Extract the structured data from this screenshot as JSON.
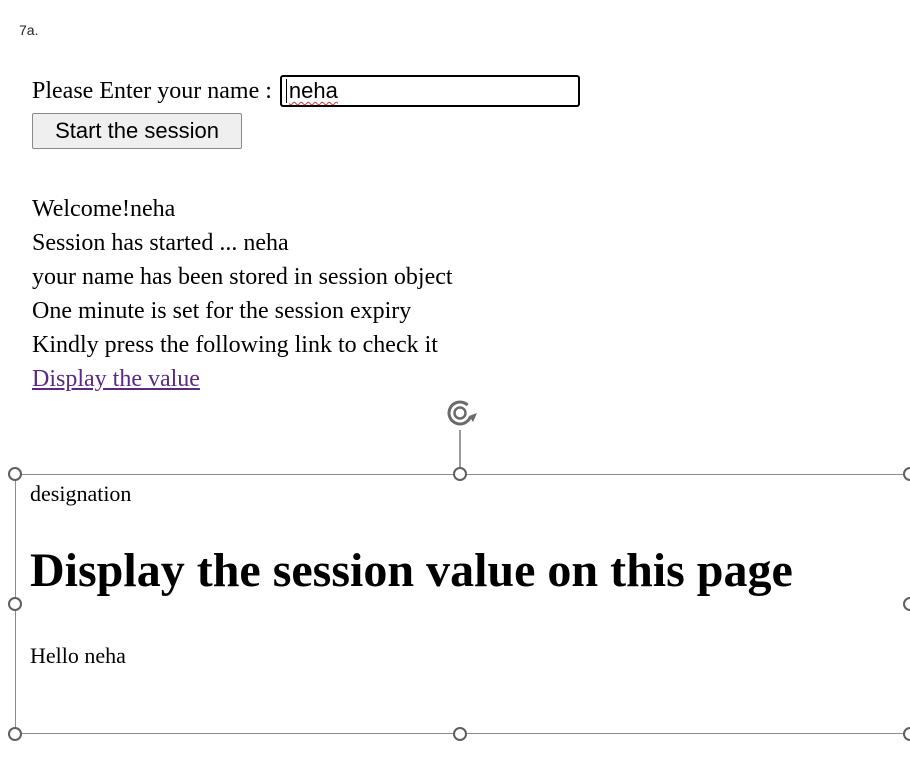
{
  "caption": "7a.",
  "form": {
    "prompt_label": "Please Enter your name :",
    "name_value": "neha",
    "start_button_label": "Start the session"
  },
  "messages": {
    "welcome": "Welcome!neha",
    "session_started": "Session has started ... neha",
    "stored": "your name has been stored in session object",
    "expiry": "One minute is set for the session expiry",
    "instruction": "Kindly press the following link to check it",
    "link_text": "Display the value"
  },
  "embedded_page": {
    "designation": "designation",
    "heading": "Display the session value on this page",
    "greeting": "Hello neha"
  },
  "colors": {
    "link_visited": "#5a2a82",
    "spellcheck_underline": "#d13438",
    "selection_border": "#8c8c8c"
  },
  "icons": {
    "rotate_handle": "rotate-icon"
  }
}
....
- **Instructions for the task**:
Reproduce each record above by retyping it exactly; omit all images.

- **Written solution**:
Extract the structured data from this screenshot as JSON.
{
  "caption": "7a.",
  "form": {
    "prompt_label": "Please Enter your name :",
    "name_value": "neha",
    "start_button_label": "Start the session"
  },
  "messages": {
    "welcome": "Welcome!neha",
    "session_started": "Session has started ... neha",
    "stored": "your name has been stored in session object",
    "expiry": "One minute is set for the session expiry",
    "instruction": "Kindly press the following link to check it",
    "link_text": "Display the value"
  },
  "embedded_page": {
    "designation": "designation",
    "heading": "Display the session value on this page",
    "greeting": "Hello neha"
  },
  "colors": {
    "link_visited": "#5a2a82",
    "spellcheck_underline": "#d13438",
    "selection_border": "#8c8c8c"
  },
  "icons": {
    "rotate_handle": "rotate-icon"
  }
}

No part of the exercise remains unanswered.